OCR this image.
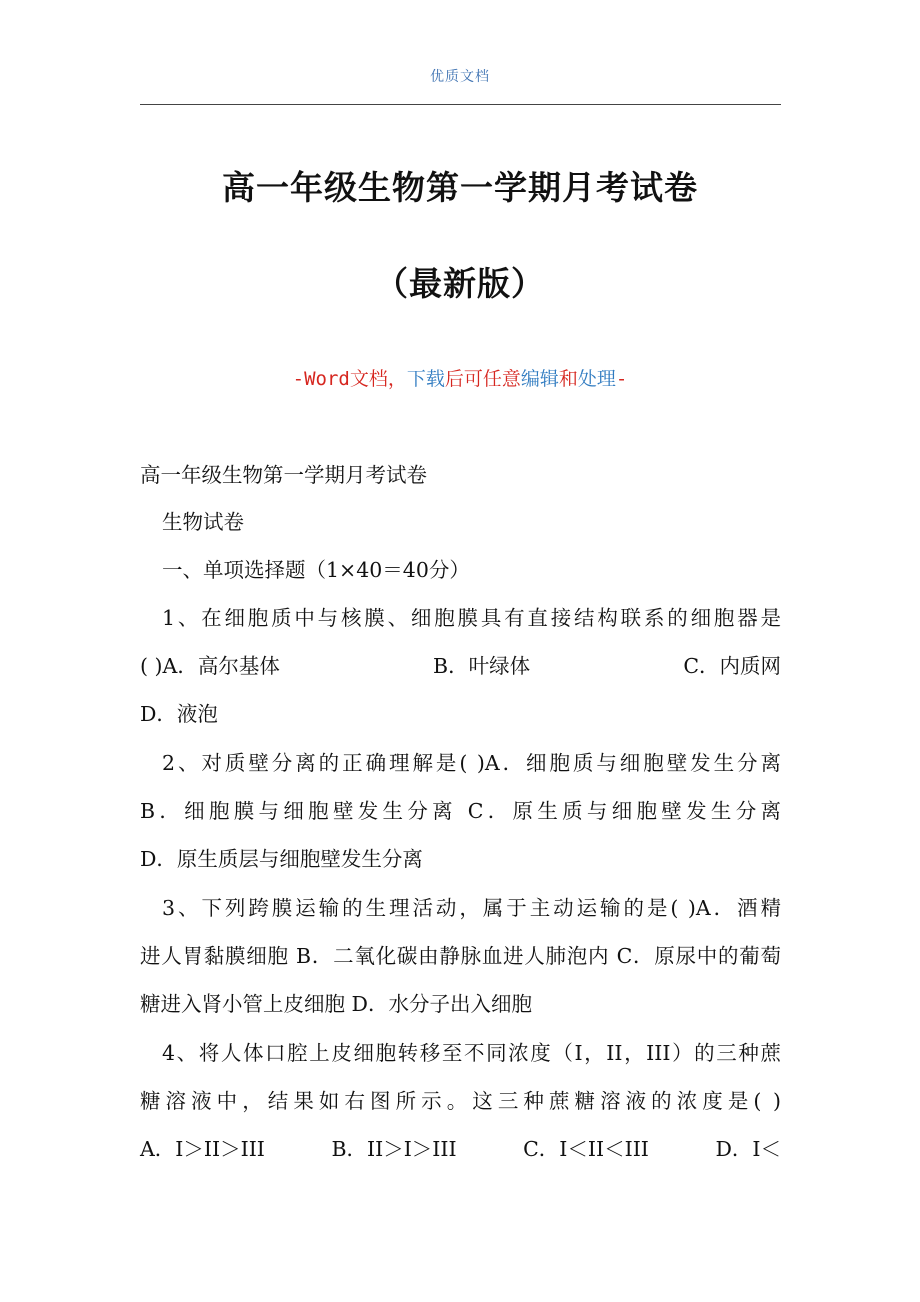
优质文档
高一年级生物第一学期月考试卷
（最新版）
-Word文档，下载后可任意编辑和处理-
高一年级生物第一学期月考试卷
生物试卷
一、单项选择题（1×40＝40分）
1、在细胞质中与核膜、细胞膜具有直接结构联系的细胞器是
( )A．高尔基体	B．叶绿体	C．内质网
D．液泡
2、对质壁分离的正确理解是( )A．细胞质与细胞壁发生分离
B．细胞膜与细胞壁发生分离 C．原生质与细胞壁发生分离
D．原生质层与细胞壁发生分离
3、下列跨膜运输的生理活动，属于主动运输的是( )A．酒精
进人胃黏膜细胞 B．二氧化碳由静脉血进人肺泡内 C．原尿中的葡萄
糖进入肾小管上皮细胞 D．水分子出入细胞
4、将人体口腔上皮细胞转移至不同浓度（I，II，III）的三种蔗
糖溶液中，结果如右图所示。这三种蔗糖溶液的浓度是( )
A．I＞II＞III	B．II＞I＞III	C．I＜II＜III	D．I＜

━━━

= Task to carry out =
Print the complete listing exactly, apart from any pictures.

= Output below =
OCR this image.
优质文档
高一年级生物第一学期月考试卷
（最新版）
-Word文档，下载后可任意编辑和处理-
高一年级生物第一学期月考试卷
生物试卷
一、单项选择题（1×40＝40分）
1、在细胞质中与核膜、细胞膜具有直接结构联系的细胞器是
( )A．高尔基体	B．叶绿体	C．内质网
D．液泡
2、对质壁分离的正确理解是( )A．细胞质与细胞壁发生分离
B．细胞膜与细胞壁发生分离 C．原生质与细胞壁发生分离
D．原生质层与细胞壁发生分离
3、下列跨膜运输的生理活动，属于主动运输的是( )A．酒精
进人胃黏膜细胞 B．二氧化碳由静脉血进人肺泡内 C．原尿中的葡萄
糖进入肾小管上皮细胞 D．水分子出入细胞
4、将人体口腔上皮细胞转移至不同浓度（I，II，III）的三种蔗
糖溶液中，结果如右图所示。这三种蔗糖溶液的浓度是( )
A．I＞II＞III	B．II＞I＞III	C．I＜II＜III	D．I＜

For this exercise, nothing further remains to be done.